:: Available records

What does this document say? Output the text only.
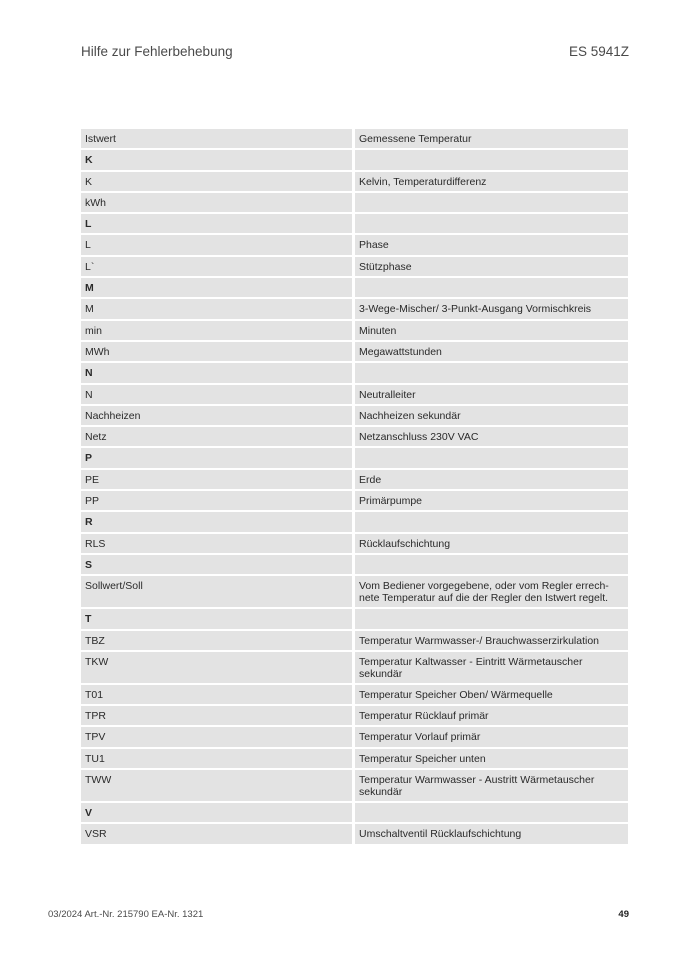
Hilfe zur Fehlerbehebung	ES 5941Z
Istwert	Gemessene Temperatur
K
K	Kelvin, Temperaturdifferenz
kWh
L
L	Phase
L`	Stützphase
M
M	3-Wege-Mischer/ 3-Punkt-Ausgang Vormischkreis
min	Minuten
MWh	Megawattstunden
N
N	Neutralleiter
Nachheizen	Nachheizen sekundär
Netz	Netzanschluss 230V VAC
P
PE	Erde
PP	Primärpumpe
R
RLS	Rücklaufschichtung
S
Sollwert/Soll	Vom Bediener vorgegebene, oder vom Regler errech-
nete Temperatur auf die der Regler den Istwert regelt.
T
TBZ	Temperatur Warmwasser-/ Brauchwasserzirkulation
TKW	Temperatur Kaltwasser - Eintritt Wärmetauscher
sekundär
T01	Temperatur Speicher Oben/ Wärmequelle
TPR	Temperatur Rücklauf primär
TPV	Temperatur Vorlauf primär
TU1	Temperatur Speicher unten
TWW	Temperatur Warmwasser - Austritt Wärmetauscher
sekundär
V
VSR	Umschaltventil Rücklaufschichtung
03/2024 Art.-Nr. 215790 EA-Nr. 1321	49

::::

- **Exercise prompt**: Of the lines in the entries above, how many include "Speicher"? Only the number should be given.

- **Answer below**: 2